#### YOUR GOAL
Single out the lines of the material that contain "между" and copy them.

Saved entries
>>>>>

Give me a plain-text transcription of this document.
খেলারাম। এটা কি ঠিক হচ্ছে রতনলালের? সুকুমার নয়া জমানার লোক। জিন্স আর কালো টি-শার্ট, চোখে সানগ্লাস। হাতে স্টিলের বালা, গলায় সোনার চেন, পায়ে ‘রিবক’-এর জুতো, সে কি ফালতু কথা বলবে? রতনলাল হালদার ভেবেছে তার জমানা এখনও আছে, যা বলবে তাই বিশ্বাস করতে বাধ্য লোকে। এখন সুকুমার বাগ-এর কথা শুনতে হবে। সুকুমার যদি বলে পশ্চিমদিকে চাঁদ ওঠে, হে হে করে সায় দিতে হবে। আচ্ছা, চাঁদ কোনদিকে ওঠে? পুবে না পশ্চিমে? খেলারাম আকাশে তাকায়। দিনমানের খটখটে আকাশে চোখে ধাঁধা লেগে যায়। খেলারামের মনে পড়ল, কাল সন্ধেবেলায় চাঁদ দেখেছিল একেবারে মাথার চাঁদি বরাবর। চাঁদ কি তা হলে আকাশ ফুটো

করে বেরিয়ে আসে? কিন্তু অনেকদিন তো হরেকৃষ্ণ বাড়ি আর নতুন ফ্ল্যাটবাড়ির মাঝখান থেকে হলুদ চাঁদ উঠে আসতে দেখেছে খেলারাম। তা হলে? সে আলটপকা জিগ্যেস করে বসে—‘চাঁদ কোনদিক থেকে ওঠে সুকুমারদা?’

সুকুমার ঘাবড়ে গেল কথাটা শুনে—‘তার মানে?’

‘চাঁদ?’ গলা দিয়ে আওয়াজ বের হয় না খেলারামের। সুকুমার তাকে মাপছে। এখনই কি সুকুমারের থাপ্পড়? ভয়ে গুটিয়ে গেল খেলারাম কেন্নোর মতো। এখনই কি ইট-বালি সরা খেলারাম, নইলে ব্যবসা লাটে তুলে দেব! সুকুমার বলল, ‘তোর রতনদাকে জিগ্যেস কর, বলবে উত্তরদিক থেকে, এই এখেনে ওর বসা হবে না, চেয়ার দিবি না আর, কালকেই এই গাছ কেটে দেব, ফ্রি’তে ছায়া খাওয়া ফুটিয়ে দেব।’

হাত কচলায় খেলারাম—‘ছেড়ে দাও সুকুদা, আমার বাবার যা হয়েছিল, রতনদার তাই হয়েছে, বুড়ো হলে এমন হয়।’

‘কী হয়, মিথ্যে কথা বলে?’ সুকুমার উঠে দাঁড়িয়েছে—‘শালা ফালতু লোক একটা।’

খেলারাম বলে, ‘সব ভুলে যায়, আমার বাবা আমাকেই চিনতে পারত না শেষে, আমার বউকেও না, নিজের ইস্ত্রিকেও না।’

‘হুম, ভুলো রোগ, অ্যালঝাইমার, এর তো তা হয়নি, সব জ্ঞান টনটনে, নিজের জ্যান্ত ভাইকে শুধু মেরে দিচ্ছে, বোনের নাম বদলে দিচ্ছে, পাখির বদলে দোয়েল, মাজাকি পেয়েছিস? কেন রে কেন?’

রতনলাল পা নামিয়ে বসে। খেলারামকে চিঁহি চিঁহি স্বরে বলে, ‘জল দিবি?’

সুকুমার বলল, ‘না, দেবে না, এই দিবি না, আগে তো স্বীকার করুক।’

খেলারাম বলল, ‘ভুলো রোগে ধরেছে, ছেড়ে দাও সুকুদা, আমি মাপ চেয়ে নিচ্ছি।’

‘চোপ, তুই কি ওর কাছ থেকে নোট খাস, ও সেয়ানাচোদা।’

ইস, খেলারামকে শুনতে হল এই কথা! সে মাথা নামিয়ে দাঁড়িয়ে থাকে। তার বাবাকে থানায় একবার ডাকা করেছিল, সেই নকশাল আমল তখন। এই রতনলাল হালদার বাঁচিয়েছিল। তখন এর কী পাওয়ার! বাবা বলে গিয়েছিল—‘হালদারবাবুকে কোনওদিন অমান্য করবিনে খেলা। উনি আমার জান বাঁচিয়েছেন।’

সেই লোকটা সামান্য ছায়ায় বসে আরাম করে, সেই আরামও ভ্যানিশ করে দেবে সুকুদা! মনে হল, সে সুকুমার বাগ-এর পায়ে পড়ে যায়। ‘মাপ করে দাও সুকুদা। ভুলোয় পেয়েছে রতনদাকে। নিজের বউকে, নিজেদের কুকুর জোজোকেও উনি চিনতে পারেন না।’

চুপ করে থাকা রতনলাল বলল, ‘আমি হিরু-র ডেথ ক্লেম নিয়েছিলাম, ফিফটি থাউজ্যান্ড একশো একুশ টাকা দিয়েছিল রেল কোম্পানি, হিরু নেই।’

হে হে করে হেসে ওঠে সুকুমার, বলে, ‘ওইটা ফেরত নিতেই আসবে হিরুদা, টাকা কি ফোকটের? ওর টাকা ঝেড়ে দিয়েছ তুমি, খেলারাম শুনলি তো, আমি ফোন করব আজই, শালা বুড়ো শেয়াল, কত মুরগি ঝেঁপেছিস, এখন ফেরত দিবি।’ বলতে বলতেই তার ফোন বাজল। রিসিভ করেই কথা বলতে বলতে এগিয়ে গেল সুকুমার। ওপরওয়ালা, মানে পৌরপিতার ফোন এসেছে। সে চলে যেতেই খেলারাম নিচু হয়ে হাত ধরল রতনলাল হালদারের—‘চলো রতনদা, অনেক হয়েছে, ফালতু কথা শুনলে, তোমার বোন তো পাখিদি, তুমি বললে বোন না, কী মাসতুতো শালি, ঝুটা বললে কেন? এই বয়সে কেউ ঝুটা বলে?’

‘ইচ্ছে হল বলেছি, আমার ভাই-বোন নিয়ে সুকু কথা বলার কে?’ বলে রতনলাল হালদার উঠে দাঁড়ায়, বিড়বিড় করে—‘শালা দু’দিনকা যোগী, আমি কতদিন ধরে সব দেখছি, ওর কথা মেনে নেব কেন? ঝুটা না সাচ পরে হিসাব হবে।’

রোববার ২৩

<<<<<
>>>>>

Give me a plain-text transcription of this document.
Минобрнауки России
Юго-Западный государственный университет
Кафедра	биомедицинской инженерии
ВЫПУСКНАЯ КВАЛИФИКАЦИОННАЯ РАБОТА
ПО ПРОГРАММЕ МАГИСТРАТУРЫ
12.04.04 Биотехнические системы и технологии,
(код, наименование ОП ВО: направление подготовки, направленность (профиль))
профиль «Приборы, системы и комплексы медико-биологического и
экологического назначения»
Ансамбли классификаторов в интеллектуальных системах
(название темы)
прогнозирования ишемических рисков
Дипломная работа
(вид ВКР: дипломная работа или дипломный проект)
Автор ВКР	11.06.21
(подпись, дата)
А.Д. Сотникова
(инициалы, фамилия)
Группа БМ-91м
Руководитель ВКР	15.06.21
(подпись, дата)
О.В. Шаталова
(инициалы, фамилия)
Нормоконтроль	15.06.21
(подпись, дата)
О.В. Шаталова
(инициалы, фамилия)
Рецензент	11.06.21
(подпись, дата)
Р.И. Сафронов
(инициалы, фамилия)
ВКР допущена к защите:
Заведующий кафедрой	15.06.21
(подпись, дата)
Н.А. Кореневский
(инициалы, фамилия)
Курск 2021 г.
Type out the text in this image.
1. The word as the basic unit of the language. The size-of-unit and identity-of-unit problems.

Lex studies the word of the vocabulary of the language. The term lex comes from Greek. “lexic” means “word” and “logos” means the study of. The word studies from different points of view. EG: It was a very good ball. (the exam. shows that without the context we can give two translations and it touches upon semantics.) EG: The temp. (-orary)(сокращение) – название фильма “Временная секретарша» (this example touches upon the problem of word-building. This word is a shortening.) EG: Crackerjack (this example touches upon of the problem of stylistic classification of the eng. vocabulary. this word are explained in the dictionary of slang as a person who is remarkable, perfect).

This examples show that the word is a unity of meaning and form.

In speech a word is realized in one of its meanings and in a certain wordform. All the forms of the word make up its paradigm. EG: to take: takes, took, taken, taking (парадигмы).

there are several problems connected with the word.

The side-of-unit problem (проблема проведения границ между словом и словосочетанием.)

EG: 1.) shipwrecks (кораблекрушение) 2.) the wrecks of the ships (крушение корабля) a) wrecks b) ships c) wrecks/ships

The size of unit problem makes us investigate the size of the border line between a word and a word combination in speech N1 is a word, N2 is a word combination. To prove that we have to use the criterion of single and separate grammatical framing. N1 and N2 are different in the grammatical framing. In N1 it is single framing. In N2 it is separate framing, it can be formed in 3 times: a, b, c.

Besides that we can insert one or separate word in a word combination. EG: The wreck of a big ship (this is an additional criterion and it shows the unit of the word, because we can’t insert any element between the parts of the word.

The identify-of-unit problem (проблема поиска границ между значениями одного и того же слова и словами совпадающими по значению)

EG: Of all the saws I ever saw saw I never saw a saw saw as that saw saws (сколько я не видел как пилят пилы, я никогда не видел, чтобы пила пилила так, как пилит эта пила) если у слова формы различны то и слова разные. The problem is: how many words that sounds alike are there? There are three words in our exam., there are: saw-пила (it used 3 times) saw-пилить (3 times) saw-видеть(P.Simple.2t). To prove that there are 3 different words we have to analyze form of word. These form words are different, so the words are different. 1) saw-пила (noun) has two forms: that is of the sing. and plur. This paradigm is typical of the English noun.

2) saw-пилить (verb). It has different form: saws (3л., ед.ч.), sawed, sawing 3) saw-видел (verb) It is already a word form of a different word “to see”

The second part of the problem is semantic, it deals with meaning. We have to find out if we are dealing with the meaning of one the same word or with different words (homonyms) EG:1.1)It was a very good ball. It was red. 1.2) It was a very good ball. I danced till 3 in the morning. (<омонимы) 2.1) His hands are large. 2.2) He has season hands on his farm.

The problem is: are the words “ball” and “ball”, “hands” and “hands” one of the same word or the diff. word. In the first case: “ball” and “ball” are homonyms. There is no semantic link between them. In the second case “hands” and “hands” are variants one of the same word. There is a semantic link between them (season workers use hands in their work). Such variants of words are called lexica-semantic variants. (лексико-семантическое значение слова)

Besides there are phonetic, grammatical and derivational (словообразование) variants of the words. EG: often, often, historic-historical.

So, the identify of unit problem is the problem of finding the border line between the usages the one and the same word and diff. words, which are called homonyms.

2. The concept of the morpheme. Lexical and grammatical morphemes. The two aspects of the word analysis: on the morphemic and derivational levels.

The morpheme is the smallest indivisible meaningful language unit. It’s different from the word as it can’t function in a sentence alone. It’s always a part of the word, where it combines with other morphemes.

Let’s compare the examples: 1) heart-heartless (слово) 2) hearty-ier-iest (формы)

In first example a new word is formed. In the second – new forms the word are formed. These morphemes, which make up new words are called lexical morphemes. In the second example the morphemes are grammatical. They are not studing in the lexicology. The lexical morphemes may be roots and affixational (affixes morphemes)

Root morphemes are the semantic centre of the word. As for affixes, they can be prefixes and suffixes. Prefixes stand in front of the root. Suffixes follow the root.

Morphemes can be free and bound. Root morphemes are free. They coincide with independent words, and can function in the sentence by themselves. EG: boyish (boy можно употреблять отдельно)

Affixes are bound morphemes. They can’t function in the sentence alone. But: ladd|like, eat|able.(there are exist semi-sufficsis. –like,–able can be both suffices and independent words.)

<<<<<

#### OUTPUT OF THE TASK
The side-of-unit problem (проблема проведения границ между словом и словосочетанием.)
The identify-of-unit problem (проблема поиска границ между значениями одного и того же слова и словами совпадающими по значению)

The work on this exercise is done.